[Exercise] Each record must be retyped in full. No character may differ.

Source data:
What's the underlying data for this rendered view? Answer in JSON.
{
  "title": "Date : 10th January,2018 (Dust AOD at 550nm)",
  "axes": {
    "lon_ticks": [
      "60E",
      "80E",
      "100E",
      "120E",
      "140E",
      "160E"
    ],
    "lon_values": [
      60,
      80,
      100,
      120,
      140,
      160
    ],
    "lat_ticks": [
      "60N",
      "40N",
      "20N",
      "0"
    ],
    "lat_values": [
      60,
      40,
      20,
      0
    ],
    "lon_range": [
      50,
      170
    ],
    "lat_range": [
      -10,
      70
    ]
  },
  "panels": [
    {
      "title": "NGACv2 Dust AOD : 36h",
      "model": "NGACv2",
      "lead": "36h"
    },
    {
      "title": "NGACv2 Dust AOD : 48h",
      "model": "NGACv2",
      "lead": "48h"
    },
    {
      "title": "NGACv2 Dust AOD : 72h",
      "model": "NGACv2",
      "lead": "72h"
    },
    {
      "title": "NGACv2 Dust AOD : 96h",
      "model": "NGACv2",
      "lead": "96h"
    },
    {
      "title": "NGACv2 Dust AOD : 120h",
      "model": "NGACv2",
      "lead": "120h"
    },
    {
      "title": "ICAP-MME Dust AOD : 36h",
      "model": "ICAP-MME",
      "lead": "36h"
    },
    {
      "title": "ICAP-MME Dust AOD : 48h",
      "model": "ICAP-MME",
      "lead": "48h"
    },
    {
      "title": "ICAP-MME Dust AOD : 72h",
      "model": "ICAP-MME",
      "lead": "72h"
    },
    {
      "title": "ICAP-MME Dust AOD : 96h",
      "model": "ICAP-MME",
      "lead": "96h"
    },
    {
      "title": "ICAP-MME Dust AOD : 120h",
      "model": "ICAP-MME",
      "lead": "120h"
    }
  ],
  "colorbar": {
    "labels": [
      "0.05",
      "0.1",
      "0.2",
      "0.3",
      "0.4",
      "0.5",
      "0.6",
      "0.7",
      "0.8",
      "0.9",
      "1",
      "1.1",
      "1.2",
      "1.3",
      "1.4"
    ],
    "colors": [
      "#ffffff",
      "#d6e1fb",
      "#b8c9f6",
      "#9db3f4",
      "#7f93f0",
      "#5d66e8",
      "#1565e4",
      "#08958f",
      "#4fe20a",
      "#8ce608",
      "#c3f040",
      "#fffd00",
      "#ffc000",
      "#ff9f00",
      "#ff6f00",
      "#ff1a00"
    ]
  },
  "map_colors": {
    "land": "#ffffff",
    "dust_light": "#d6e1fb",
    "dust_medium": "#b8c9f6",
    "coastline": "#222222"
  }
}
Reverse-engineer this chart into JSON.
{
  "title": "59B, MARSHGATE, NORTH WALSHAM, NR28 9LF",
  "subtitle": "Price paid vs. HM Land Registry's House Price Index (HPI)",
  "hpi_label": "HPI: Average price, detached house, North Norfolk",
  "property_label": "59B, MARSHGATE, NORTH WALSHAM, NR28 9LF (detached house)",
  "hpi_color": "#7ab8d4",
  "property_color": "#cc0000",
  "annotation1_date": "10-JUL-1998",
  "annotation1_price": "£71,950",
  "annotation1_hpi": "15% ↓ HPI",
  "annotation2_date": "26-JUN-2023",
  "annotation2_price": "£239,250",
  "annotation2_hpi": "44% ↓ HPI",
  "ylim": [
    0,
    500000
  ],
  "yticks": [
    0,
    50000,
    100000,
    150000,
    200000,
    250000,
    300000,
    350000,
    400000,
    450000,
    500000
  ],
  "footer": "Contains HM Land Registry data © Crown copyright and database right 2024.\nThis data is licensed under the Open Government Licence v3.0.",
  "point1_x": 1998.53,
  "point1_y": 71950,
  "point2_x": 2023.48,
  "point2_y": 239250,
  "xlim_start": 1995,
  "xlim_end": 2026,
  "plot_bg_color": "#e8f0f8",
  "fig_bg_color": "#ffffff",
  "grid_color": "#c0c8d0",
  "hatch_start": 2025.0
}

[Written response]
What's the underlying data for this rendered view? Answer in JSON.
{
  "title": "Date : 10th January,2018 (Dust AOD at 550nm)",
  "axes": {
    "lon_ticks": [
      "60E",
      "80E",
      "100E",
      "120E",
      "140E",
      "160E"
    ],
    "lon_values": [
      60,
      80,
      100,
      120,
      140,
      160
    ],
    "lat_ticks": [
      "60N",
      "40N",
      "20N",
      "0"
    ],
    "lat_values": [
      60,
      40,
      20,
      0
    ],
    "lon_range": [
      50,
      170
    ],
    "lat_range": [
      -10,
      70
    ]
  },
  "panels": [
    {
      "title": "NGACv2 Dust AOD : 36h",
      "model": "NGACv2",
      "lead": "36h"
    },
    {
      "title": "NGACv2 Dust AOD : 48h",
      "model": "NGACv2",
      "lead": "48h"
    },
    {
      "title": "NGACv2 Dust AOD : 72h",
      "model": "NGACv2",
      "lead": "72h"
    },
    {
      "title": "NGACv2 Dust AOD : 96h",
      "model": "NGACv2",
      "lead": "96h"
    },
    {
      "title": "NGACv2 Dust AOD : 120h",
      "model": "NGACv2",
      "lead": "120h"
    },
    {
      "title": "ICAP-MME Dust AOD : 36h",
      "model": "ICAP-MME",
      "lead": "36h"
    },
    {
      "title": "ICAP-MME Dust AOD : 48h",
      "model": "ICAP-MME",
      "lead": "48h"
    },
    {
      "title": "ICAP-MME Dust AOD : 72h",
      "model": "ICAP-MME",
      "lead": "72h"
    },
    {
      "title": "ICAP-MME Dust AOD : 96h",
      "model": "ICAP-MME",
      "lead": "96h"
    },
    {
      "title": "ICAP-MME Dust AOD : 120h",
      "model": "ICAP-MME",
      "lead": "120h"
    }
  ],
  "colorbar": {
    "labels": [
      "0.05",
      "0.1",
      "0.2",
      "0.3",
      "0.4",
      "0.5",
      "0.6",
      "0.7",
      "0.8",
      "0.9",
      "1",
      "1.1",
      "1.2",
      "1.3",
      "1.4"
    ],
    "colors": [
      "#ffffff",
      "#d6e1fb",
      "#b8c9f6",
      "#9db3f4",
      "#7f93f0",
      "#5d66e8",
      "#1565e4",
      "#08958f",
      "#4fe20a",
      "#8ce608",
      "#c3f040",
      "#fffd00",
      "#ffc000",
      "#ff9f00",
      "#ff6f00",
      "#ff1a00"
    ]
  },
  "map_colors": {
    "land": "#ffffff",
    "dust_light": "#d6e1fb",
    "dust_medium": "#b8c9f6",
    "coastline": "#222222"
  }
}
Reverse-engineer this chart into JSON.
{
  "title": "59B, MARSHGATE, NORTH WALSHAM, NR28 9LF",
  "subtitle": "Price paid vs. HM Land Registry's House Price Index (HPI)",
  "hpi_label": "HPI: Average price, detached house, North Norfolk",
  "property_label": "59B, MARSHGATE, NORTH WALSHAM, NR28 9LF (detached house)",
  "hpi_color": "#7ab8d4",
  "property_color": "#cc0000",
  "annotation1_date": "10-JUL-1998",
  "annotation1_price": "£71,950",
  "annotation1_hpi": "15% ↓ HPI",
  "annotation2_date": "26-JUN-2023",
  "annotation2_price": "£239,250",
  "annotation2_hpi": "44% ↓ HPI",
  "ylim": [
    0,
    500000
  ],
  "yticks": [
    0,
    50000,
    100000,
    150000,
    200000,
    250000,
    300000,
    350000,
    400000,
    450000,
    500000
  ],
  "footer": "Contains HM Land Registry data © Crown copyright and database right 2024.\nThis data is licensed under the Open Government Licence v3.0.",
  "point1_x": 1998.53,
  "point1_y": 71950,
  "point2_x": 2023.48,
  "point2_y": 239250,
  "xlim_start": 1995,
  "xlim_end": 2026,
  "plot_bg_color": "#e8f0f8",
  "fig_bg_color": "#ffffff",
  "grid_color": "#c0c8d0",
  "hatch_start": 2025.0
}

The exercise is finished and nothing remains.